Smollett didn’t alter the song’s “when a man loves a man” lyric before telling the crowd to “stand for love.”
Patti LaBelle also dedicated her performance to the ruling. “We celebrate the Supreme Court decision that all people can love who they want, and they can even get married,” she shouted. “Can I get a whoop whoop?”
It should also be noted that the network appeared to have made right by B. Scott. The genderqueer celebrity blogger filed a lawsuit against the network and parent company Viacom after the 2013 ceremony, alleging the network forced him to change clothes because his ensemble wasn’t “masculine.”
After years of legal battles the workplace discrimination suit was settled earlier this year and Scott (who identifies as a transgender person but prefers to use male pronouns) could be seen seated next to actress and transgender rights activist Laverne Cox, the first presenter of the night.
New stars are born. Major award shows typically don’t make room for emerging talents -- unless they have a massive hit, of course. But not BET. Through its Music Matters initiative, new talents are showcased with short performances.
Funky soul singer Andra Day and former “The Voice” contestant Avery Wilson shined. Silento, the pint-sized rapper behind the viral hit “Watch Me,” also got his moment. But no new talent stood out the way Tori Kelly did. The former “American Idol” contestant had a starmaking moment with a searing take of the Jackson 5’s “Who’s Lovin’ You” as part of the tribute to prolific singer-songwriter Smokey Robinson. Her performance earned a standing ovation and the hosts brought her back out for a proper introduction. Her strong debut, “Unbreakable Smile,” was released last week.
Bad Boy reunion. Recent troubles aside, Sean “Puffy” Combs (let’s forget his recent Diddy moniker for a moment) was given time to celebrate the 20th anniversary of Bad Boy Records, the label he founded in the ‘90s that dominated pop radio at its peak.
For 10 minutes Puff ran through some of the label’s biggest hits alongside Faith Evans, Mase, Lil Kim, Jadakiss, 112 and French Montana. “Mo Money, Mo Problems,” “All About the Benjamins,” and “Peaches & Cream” were among the Bad Boy classics that got the live treatment. Fonzworth Bently even showed up to dance. The energy was so electrifying inside the theater it’s unlikely anyone caught Puff’s nasty gaffe of falling through the trap door (though the moment quickly circulated online).

§ §

Apply what you read =
• a. Summarize the text about the BET awards show in two sentences.
• b. List every artist the text about the BET awards show names as performing the Bad Boy hits alongside Puff.

§ §

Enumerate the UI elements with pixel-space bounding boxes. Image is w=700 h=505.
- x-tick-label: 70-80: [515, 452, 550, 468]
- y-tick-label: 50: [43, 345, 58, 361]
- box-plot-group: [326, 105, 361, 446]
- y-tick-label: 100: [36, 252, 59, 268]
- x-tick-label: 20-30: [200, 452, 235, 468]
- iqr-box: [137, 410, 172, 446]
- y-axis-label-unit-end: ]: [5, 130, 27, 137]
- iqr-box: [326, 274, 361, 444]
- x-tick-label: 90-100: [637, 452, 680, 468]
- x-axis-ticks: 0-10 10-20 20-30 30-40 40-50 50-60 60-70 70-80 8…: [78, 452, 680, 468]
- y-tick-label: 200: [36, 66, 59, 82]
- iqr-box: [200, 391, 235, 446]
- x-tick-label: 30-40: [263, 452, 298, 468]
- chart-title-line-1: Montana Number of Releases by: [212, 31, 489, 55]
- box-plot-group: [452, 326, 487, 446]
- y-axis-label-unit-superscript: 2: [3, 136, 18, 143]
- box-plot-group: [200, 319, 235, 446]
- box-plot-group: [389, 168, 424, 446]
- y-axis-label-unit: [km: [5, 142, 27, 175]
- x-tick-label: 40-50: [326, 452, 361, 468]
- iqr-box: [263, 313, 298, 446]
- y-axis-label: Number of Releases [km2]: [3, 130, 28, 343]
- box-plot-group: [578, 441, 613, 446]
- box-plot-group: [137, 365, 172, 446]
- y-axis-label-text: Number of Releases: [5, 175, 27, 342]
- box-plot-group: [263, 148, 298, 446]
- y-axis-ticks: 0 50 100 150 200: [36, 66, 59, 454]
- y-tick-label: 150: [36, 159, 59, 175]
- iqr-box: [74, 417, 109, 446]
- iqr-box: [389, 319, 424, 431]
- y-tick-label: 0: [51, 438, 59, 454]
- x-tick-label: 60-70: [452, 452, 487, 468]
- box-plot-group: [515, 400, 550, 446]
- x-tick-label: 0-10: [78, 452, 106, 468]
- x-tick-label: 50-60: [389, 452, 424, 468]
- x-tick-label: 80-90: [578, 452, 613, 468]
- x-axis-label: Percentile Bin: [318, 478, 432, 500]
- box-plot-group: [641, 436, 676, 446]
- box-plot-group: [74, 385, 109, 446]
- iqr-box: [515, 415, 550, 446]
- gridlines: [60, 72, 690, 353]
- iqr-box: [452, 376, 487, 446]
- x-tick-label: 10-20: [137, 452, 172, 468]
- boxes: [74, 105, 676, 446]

§ §

Written responses =
• a. Patti LaBelle dedicated her performance to the Supreme Court ruling, and blogger B. Scott, whose workplace discrimination suit against the network was settled earlier this year, was seen seated next to Laverne Cox. New talents such as Tori Kelly were showcased through the Music Matters initiative, and Sean "Puffy" Combs celebrated the 20th anniversary of Bad Boy Records with a 10-minute run through the label's biggest hits.

• b. Faith Evans, Mase, Lil Kim, Jadakiss, 112, French Montana